Figure collection entries:
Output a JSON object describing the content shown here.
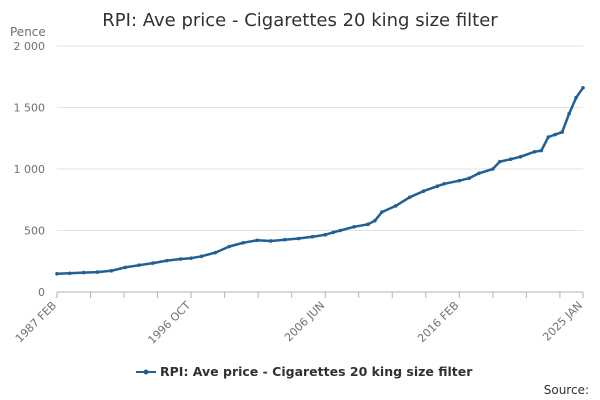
{
  "chart_data": {
    "type": "line",
    "title": "RPI: Ave price - Cigarettes 20 king size filter",
    "unit_label": "Pence",
    "xlabel": "",
    "ylabel": "",
    "x_tick_labels": [
      "1987 FEB",
      "1996 OCT",
      "2006 JUN",
      "2016 FEB",
      "2025 JAN"
    ],
    "x_tick_values": [
      1987.083,
      1996.75,
      2006.417,
      2016.083,
      2025.0
    ],
    "xlim": [
      1987.083,
      2025.0
    ],
    "y_ticks": [
      0,
      500,
      1000,
      1500,
      2000
    ],
    "y_tick_labels": [
      "0",
      "500",
      "1 000",
      "1 500",
      "2 000"
    ],
    "ylim": [
      0,
      2000
    ],
    "grid": "horizontal",
    "legend_position": "bottom",
    "series": [
      {
        "name": "RPI: Ave price - Cigarettes 20 king size filter",
        "color": "#206095",
        "x": [
          1987.083,
          1988.0,
          1989.0,
          1990.0,
          1991.0,
          1992.0,
          1993.0,
          1994.0,
          1995.0,
          1996.0,
          1996.75,
          1997.5,
          1998.5,
          1999.5,
          2000.5,
          2001.5,
          2002.5,
          2003.5,
          2004.5,
          2005.5,
          2006.417,
          2007.0,
          2007.5,
          2008.5,
          2009.5,
          2010.0,
          2010.5,
          2011.5,
          2012.5,
          2013.5,
          2014.5,
          2015.0,
          2016.083,
          2016.8,
          2017.5,
          2018.5,
          2019.0,
          2019.8,
          2020.5,
          2021.5,
          2022.0,
          2022.5,
          2023.0,
          2023.5,
          2024.0,
          2024.5,
          2025.0
        ],
        "values": [
          148,
          152,
          158,
          162,
          172,
          200,
          218,
          235,
          255,
          268,
          275,
          290,
          320,
          370,
          400,
          420,
          415,
          425,
          435,
          450,
          465,
          485,
          500,
          530,
          550,
          580,
          650,
          700,
          770,
          820,
          860,
          880,
          905,
          925,
          965,
          1000,
          1060,
          1080,
          1100,
          1140,
          1150,
          1260,
          1280,
          1300,
          1450,
          1580,
          1660
        ]
      }
    ]
  },
  "source_label": "Source:"
}
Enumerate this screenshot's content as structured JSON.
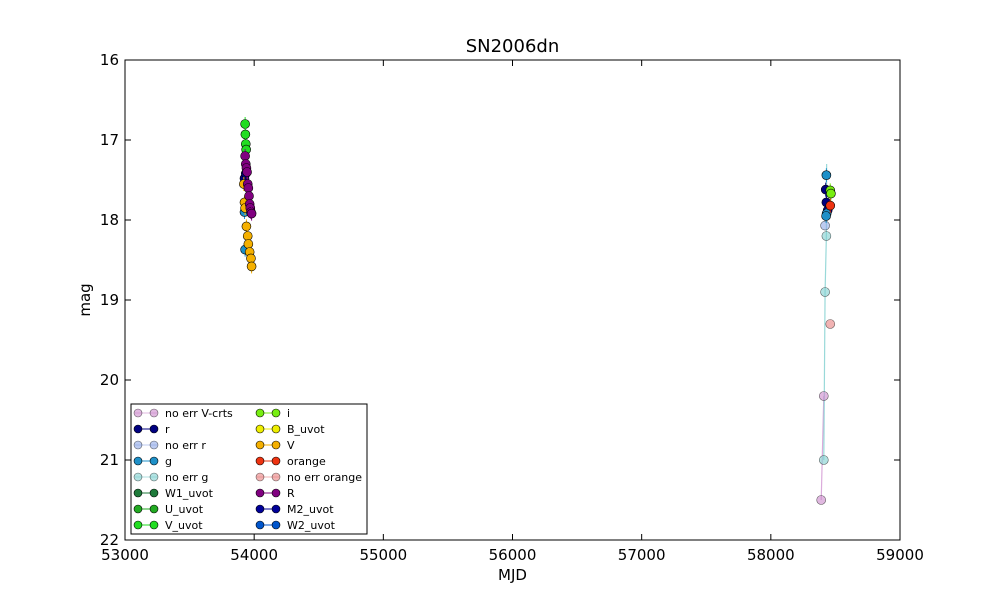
{
  "chart_data": {
    "type": "scatter",
    "title": "SN2006dn",
    "xlabel": "MJD",
    "ylabel": "mag",
    "xlim": [
      53000,
      59000
    ],
    "ylim": [
      16,
      22
    ],
    "y_inverted": true,
    "xticks": [
      53000,
      54000,
      55000,
      56000,
      57000,
      58000,
      59000
    ],
    "yticks": [
      16,
      17,
      18,
      19,
      20,
      21,
      22
    ],
    "legend_position": "lower-left",
    "series": [
      {
        "name": "no err V-crts",
        "color": "#cc88cc",
        "alpha": 0.6,
        "line": true,
        "points": [
          [
            58390,
            21.5
          ],
          [
            58410,
            20.2
          ]
        ]
      },
      {
        "name": "r",
        "color": "#000080",
        "alpha": 1,
        "line": false,
        "points": [
          [
            53925,
            17.48
          ],
          [
            53935,
            17.42
          ],
          [
            58425,
            17.62
          ],
          [
            58430,
            17.78
          ],
          [
            58440,
            17.88
          ]
        ]
      },
      {
        "name": "no err r",
        "color": "#8fa8e6",
        "alpha": 0.6,
        "line": true,
        "points": [
          [
            58420,
            18.07
          ]
        ]
      },
      {
        "name": "g",
        "color": "#1e90c8",
        "alpha": 1,
        "line": false,
        "points": [
          [
            53925,
            17.9
          ],
          [
            53930,
            18.37
          ],
          [
            58430,
            17.44
          ],
          [
            58432,
            17.92
          ],
          [
            58428,
            17.95
          ]
        ]
      },
      {
        "name": "no err g",
        "color": "#7fcfcf",
        "alpha": 0.6,
        "line": true,
        "points": [
          [
            58410,
            21.0
          ],
          [
            58420,
            18.9
          ],
          [
            58430,
            18.2
          ]
        ]
      },
      {
        "name": "W1_uvot",
        "color": "#1e7a3a",
        "alpha": 1,
        "line": false,
        "points": []
      },
      {
        "name": "U_uvot",
        "color": "#22aa22",
        "alpha": 1,
        "line": false,
        "points": []
      },
      {
        "name": "V_uvot",
        "color": "#22dd22",
        "alpha": 1,
        "line": false,
        "points": [
          [
            53930,
            16.8
          ],
          [
            53932,
            16.93
          ],
          [
            53935,
            17.05
          ],
          [
            53938,
            17.12
          ]
        ]
      },
      {
        "name": "i",
        "color": "#77ee11",
        "alpha": 1,
        "line": false,
        "points": [
          [
            58460,
            17.63
          ],
          [
            58465,
            17.67
          ]
        ]
      },
      {
        "name": "B_uvot",
        "color": "#eeee00",
        "alpha": 1,
        "line": false,
        "points": []
      },
      {
        "name": "V",
        "color": "#f5b000",
        "alpha": 1,
        "line": false,
        "points": [
          [
            53920,
            17.55
          ],
          [
            53925,
            17.78
          ],
          [
            53930,
            17.85
          ],
          [
            53940,
            18.08
          ],
          [
            53950,
            18.2
          ],
          [
            53955,
            18.3
          ],
          [
            53965,
            18.4
          ],
          [
            53975,
            18.48
          ],
          [
            53980,
            18.58
          ]
        ]
      },
      {
        "name": "orange",
        "color": "#ee3311",
        "alpha": 1,
        "line": false,
        "points": [
          [
            58460,
            17.82
          ]
        ]
      },
      {
        "name": "no err orange",
        "color": "#e88080",
        "alpha": 0.6,
        "line": true,
        "points": [
          [
            58460,
            19.3
          ]
        ]
      },
      {
        "name": "R",
        "color": "#800080",
        "alpha": 1,
        "line": false,
        "points": [
          [
            53930,
            17.2
          ],
          [
            53935,
            17.3
          ],
          [
            53940,
            17.35
          ],
          [
            53945,
            17.4
          ],
          [
            53950,
            17.55
          ],
          [
            53955,
            17.6
          ],
          [
            53960,
            17.7
          ],
          [
            53965,
            17.8
          ],
          [
            53970,
            17.85
          ],
          [
            53975,
            17.9
          ],
          [
            53980,
            17.92
          ]
        ]
      },
      {
        "name": "M2_uvot",
        "color": "#000099",
        "alpha": 1,
        "line": false,
        "points": []
      },
      {
        "name": "W2_uvot",
        "color": "#0055cc",
        "alpha": 1,
        "line": false,
        "points": []
      }
    ],
    "lines": [
      {
        "color": "#cc88cc",
        "alpha": 0.7,
        "points": [
          [
            58390,
            21.5
          ],
          [
            58410,
            20.2
          ]
        ]
      },
      {
        "color": "#7fcfcf",
        "alpha": 0.8,
        "points": [
          [
            58410,
            21.0
          ],
          [
            58420,
            18.9
          ],
          [
            58430,
            18.2
          ],
          [
            58432,
            17.3
          ]
        ]
      }
    ]
  }
}
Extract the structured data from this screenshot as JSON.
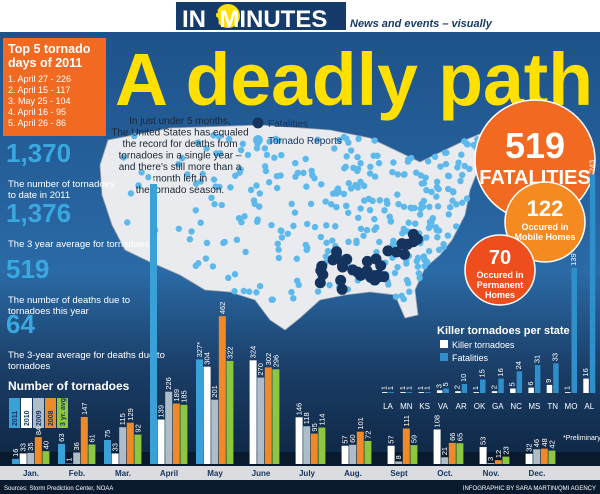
{
  "header": {
    "brand": [
      "IN",
      "5",
      "MINUTES"
    ],
    "tagline": "News and events – visually"
  },
  "title": "A deadly path",
  "top5": {
    "title": [
      "Top 5 tornado",
      "days of 2011"
    ],
    "items": [
      "1. April 27 - 226",
      "2. April 15 - 117",
      "3. May 25 - 104",
      "4. April 16 - 95",
      "5. April 26 - 86"
    ]
  },
  "intro": [
    "In just under 5 months,",
    "The United States has equaled",
    "the record for deaths from",
    "tornadoes in a single year –",
    "and there's still more than a",
    "month left in",
    "the tornado season."
  ],
  "map_legend": [
    "Fatalities",
    "Tornado Reports"
  ],
  "stats": [
    {
      "value": "1,370",
      "text": [
        "The number of tornadoes",
        "to date in 2011"
      ]
    },
    {
      "value": "1,376",
      "text": [
        "The 3 year average for tornadoes"
      ]
    },
    {
      "value": "519",
      "text": [
        "The number of deaths due to",
        "tornadoes this year"
      ]
    },
    {
      "value": "64",
      "text": [
        "The 3-year average for deaths due to",
        "tornadoes"
      ]
    }
  ],
  "bubbles": [
    {
      "value": "519",
      "text": [
        "FATALITIES"
      ]
    },
    {
      "value": "122",
      "text": [
        "Occured in",
        "Mobile Homes"
      ]
    },
    {
      "value": "70",
      "text": [
        "Occured in",
        "Permanent",
        "Homes"
      ]
    }
  ],
  "chart_data": [
    {
      "type": "bar",
      "title": "Killer tornadoes per state",
      "categories": [
        "LA",
        "MN",
        "KS",
        "VA",
        "AR",
        "OK",
        "GA",
        "NC",
        "MS",
        "TN",
        "MO",
        "AL"
      ],
      "series": [
        {
          "name": "Killer tornadoes",
          "color": "#ffffff",
          "values": [
            1,
            1,
            1,
            3,
            2,
            1,
            2,
            5,
            6,
            9,
            1,
            16
          ]
        },
        {
          "name": "Fatalities",
          "color": "#2f8fcb",
          "values": [
            1,
            1,
            1,
            5,
            10,
            15,
            16,
            24,
            31,
            33,
            139,
            243
          ]
        }
      ]
    },
    {
      "type": "bar",
      "title": "Number of tornadoes",
      "note": "*Preliminary Numbers",
      "categories": [
        "Jan.",
        "Feb.",
        "Mar.",
        "April",
        "May",
        "June",
        "July",
        "Aug.",
        "Sept",
        "Oct.",
        "Nov.",
        "Dec."
      ],
      "series": [
        {
          "name": "2011",
          "color": "#3aa0d8",
          "values": [
            16,
            63,
            75,
            875,
            327,
            null,
            null,
            null,
            null,
            null,
            null,
            null
          ],
          "value_labels": [
            "16",
            "63",
            "75",
            "875*",
            "327*",
            null,
            null,
            null,
            null,
            null,
            null,
            null
          ]
        },
        {
          "name": "2010",
          "color": "#ffffff",
          "values": [
            33,
            1,
            33,
            139,
            304,
            324,
            146,
            57,
            57,
            108,
            53,
            32
          ]
        },
        {
          "name": "2009",
          "color": "#aebdca",
          "values": [
            35,
            36,
            115,
            226,
            201,
            270,
            118,
            60,
            8,
            21,
            3,
            46
          ]
        },
        {
          "name": "2008",
          "color": "#f08a28",
          "values": [
            84,
            147,
            129,
            189,
            462,
            302,
            95,
            101,
            111,
            66,
            12,
            48
          ]
        },
        {
          "name": "3 yr. avg",
          "color": "#8dc63f",
          "values": [
            40,
            61,
            92,
            185,
            322,
            296,
            114,
            72,
            59,
            65,
            23,
            42
          ]
        }
      ]
    }
  ],
  "footer": {
    "source": "Sources: Storm Prediction Center, NOAA",
    "credit": "INFOGRAPHIC BY SARA MARTIN/QMI AGENCY"
  }
}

# Given exercise:
Find the word "from" in the entries, and copy every line it shows up in.

# Answer to this task:
Extract the structured data from this screenshot as JSON.
    "the record for deaths from",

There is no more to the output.